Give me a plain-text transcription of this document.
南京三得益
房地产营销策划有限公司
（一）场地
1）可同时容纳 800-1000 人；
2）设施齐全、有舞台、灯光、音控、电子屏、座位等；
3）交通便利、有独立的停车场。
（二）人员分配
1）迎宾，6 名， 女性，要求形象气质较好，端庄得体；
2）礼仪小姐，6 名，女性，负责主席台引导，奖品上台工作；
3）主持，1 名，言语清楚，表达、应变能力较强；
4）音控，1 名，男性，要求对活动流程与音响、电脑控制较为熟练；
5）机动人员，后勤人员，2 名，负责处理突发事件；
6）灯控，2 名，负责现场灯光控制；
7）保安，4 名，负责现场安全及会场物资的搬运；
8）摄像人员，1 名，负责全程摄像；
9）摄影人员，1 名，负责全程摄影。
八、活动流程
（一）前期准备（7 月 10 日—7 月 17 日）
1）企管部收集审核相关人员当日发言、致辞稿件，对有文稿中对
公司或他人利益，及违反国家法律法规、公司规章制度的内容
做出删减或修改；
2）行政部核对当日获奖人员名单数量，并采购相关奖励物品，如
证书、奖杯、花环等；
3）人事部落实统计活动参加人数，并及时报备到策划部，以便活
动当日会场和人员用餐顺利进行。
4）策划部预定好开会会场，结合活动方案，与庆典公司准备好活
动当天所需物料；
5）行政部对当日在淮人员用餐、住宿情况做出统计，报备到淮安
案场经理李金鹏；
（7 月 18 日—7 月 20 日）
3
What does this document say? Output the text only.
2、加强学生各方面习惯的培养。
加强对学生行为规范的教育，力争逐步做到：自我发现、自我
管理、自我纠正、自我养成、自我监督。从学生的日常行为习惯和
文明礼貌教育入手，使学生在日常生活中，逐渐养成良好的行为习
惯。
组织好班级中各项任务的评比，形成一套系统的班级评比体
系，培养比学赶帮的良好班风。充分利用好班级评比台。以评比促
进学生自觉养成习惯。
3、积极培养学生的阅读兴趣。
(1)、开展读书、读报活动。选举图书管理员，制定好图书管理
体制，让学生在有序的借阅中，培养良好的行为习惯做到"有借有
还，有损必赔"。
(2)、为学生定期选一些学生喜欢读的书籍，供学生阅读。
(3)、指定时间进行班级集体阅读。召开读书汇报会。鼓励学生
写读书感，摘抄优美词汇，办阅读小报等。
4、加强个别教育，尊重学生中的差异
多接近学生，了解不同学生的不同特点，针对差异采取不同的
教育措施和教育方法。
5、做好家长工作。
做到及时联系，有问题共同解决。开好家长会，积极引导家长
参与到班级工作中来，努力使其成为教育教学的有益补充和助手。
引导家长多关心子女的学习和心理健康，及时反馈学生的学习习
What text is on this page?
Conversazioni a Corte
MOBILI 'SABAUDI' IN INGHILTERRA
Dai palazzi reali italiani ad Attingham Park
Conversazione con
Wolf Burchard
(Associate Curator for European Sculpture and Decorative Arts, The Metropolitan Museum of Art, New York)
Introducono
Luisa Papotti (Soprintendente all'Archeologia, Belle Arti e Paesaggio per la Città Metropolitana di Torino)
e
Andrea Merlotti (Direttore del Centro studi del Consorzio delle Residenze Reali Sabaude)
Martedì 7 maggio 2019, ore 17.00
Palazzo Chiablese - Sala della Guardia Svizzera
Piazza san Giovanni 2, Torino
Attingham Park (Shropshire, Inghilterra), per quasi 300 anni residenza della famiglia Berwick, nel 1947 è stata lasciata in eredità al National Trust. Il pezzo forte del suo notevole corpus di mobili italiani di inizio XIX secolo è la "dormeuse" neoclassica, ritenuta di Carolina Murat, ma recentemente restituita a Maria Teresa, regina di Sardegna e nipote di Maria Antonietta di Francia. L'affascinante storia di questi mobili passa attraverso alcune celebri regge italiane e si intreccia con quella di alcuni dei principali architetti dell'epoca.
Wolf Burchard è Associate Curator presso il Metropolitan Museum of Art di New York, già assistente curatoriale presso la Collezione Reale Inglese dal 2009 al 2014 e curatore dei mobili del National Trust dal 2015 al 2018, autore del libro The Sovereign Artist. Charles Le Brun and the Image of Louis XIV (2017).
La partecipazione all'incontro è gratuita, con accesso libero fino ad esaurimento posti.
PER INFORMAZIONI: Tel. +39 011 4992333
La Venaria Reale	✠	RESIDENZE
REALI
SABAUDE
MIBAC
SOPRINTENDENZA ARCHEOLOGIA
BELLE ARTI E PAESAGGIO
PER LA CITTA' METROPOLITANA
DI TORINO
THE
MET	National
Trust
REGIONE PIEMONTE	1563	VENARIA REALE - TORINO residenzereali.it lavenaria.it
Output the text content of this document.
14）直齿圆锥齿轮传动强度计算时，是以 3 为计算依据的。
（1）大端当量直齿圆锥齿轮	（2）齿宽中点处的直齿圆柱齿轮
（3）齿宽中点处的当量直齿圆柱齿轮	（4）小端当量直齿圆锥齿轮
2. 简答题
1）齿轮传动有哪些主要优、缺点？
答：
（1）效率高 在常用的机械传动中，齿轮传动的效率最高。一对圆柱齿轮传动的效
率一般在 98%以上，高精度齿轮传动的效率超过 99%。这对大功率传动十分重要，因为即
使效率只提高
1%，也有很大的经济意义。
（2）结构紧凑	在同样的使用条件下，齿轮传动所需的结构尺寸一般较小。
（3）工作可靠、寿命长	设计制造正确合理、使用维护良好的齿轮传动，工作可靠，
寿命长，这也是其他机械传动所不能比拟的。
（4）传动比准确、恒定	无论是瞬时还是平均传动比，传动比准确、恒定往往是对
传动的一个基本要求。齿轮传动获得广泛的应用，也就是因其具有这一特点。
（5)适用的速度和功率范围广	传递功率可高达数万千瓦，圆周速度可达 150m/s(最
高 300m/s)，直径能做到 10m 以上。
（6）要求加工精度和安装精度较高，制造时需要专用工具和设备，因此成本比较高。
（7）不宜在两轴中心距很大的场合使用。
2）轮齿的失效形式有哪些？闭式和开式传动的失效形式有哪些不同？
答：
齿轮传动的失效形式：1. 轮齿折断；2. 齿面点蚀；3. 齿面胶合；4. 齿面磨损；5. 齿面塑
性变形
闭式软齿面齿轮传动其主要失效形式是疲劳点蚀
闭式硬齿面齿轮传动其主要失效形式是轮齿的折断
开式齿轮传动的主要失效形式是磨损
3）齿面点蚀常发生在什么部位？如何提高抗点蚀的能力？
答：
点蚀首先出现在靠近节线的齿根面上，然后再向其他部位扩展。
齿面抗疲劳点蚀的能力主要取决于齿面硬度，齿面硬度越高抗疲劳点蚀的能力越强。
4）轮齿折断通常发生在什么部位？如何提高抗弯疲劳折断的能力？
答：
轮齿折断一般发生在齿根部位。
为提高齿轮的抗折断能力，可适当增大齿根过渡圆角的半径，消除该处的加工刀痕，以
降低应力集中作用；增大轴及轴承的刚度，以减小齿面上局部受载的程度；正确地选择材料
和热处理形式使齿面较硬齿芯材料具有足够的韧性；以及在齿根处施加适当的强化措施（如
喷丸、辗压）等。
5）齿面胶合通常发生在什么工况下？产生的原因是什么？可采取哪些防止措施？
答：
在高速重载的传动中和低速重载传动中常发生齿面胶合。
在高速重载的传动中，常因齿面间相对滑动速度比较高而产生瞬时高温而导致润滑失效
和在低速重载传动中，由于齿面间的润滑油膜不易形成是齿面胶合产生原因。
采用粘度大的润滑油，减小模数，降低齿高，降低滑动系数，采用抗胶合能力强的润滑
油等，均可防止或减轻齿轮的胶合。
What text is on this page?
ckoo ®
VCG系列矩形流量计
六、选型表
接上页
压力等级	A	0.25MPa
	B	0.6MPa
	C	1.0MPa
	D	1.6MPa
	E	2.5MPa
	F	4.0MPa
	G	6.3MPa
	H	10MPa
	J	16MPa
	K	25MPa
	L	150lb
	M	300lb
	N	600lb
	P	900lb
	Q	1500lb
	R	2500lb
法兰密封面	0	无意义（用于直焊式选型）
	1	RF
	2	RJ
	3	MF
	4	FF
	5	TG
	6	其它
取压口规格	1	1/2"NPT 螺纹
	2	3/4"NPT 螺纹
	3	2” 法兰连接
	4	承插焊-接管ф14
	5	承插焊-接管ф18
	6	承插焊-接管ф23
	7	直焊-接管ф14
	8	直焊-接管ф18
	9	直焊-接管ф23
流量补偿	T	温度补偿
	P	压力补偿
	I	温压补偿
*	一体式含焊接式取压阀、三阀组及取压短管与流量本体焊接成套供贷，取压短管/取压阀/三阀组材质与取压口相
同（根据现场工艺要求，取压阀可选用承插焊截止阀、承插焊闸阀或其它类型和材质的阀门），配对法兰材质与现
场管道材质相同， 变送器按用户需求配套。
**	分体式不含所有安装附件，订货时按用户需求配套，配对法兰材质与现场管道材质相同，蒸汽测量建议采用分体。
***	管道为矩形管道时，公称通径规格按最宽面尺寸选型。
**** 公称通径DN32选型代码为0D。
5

| WORK REQUIRED |
Return every line containing "this".

| WRITTEN RESPONSE |
Give me a plain-text transcription of this document.
What does this document say? Output the text only.
What text is on this page?
Output the text content of this document.
What text is on this page?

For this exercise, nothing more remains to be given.